Reporting Owner Name / Address Relationships
 Director  10% Owner  Officer  Other
Epker Arthur G III
C/O PURE CYCLE CORPORATION
500 E. 8TH AVE, SUITE 201
DENVER, CO 80203
  X      

Signatures

 /s/ Arthur G. Epker, III, by Mark W. Harding as Attorney in Fact (see Remarks)   09/30/2010
**Signature of Reporting Person Date

Explanation of Responses:

* If the form is filed by more than one reporting person, see Instruction 4(b)(v).
** Intentional misstatements or omissions of facts constitute Federal Criminal Violations. See 18 U.S.C. 1001 and 15 U.S.C. 78ff(a).
(1) All the shares noted in this Form 4 are held directly by PAR Investment Partners L.P. ("PIP"). PAR Capital Management, Inc. ("PCM"), as the general partner of PAR Group, L.P., which is the general partner of PIP, has investment discretion and voting control over shares held by PIP. No shareholder, director, officer or employee of PCM has beneficial ownership (within the meaning of Rule 13d-3 promulgated under the Exchange Act) of any shares held by PIP. The shares held by PIP are part of a portfolio managed by Mr. Epker. As an employee of PCM, Mr. Epker has the authority to trade the securities held by PIP.

.....

■ Aim of the task
Answer these questions about the Form 4 text:
(a) Who signed for Arthur G. Epker, III, and in what role?
(b) What date appears with that signature?
(c) Which entity holds all the shares noted in the form directly?
The records have nothing to do with this text.

■ Dataset content
.....

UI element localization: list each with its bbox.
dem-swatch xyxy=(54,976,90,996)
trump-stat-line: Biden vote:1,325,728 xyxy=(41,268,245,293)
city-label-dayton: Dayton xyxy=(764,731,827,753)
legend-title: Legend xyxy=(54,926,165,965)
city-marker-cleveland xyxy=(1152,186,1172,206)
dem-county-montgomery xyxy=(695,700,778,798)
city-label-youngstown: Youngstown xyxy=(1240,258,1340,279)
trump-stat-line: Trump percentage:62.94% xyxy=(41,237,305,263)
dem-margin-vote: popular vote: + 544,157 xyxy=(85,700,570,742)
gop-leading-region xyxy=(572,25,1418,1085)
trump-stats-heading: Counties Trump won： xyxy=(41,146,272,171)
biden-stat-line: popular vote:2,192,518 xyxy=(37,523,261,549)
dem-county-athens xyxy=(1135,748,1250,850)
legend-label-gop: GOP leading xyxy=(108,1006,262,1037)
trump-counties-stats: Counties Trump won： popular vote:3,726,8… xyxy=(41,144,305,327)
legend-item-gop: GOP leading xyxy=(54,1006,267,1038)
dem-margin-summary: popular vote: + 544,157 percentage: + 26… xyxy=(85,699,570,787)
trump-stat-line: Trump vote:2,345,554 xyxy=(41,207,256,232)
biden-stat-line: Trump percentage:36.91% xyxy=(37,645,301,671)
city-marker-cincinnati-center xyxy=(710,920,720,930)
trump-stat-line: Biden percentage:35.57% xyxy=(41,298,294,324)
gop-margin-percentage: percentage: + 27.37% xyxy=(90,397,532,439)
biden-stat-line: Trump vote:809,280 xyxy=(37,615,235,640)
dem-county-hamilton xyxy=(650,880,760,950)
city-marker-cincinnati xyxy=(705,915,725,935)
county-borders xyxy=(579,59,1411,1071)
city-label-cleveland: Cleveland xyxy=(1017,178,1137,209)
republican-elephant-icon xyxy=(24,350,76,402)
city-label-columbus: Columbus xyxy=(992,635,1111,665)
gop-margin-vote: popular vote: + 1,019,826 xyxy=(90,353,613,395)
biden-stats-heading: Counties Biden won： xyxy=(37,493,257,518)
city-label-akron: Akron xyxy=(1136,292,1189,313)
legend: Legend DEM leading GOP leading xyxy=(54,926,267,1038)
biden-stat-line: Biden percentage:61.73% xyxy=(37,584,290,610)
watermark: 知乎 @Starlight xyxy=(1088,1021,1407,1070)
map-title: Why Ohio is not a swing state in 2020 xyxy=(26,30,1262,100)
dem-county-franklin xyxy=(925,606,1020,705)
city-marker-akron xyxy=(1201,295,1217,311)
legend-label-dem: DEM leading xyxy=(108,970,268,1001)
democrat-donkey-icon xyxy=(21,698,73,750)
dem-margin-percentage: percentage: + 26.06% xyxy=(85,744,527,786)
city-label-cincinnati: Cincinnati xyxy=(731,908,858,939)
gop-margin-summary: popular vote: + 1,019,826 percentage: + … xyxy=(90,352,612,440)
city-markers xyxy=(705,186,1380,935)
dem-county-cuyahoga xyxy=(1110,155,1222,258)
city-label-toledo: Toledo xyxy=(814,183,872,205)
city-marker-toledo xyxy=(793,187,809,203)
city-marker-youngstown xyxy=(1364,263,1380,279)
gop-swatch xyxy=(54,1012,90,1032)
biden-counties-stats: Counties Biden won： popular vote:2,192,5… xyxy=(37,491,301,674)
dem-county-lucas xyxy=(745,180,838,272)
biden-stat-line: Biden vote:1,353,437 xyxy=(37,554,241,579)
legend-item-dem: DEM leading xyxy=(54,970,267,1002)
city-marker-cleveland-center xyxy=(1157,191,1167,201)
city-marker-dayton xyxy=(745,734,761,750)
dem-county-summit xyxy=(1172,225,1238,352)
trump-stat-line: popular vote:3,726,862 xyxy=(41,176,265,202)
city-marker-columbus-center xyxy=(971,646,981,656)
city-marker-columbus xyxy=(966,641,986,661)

.....

■ Answer below
(a) Mark W. Harding, as Attorney in Fact.
(b) 09/30/2010.
(c) PAR Investment Partners L.P. ("PIP").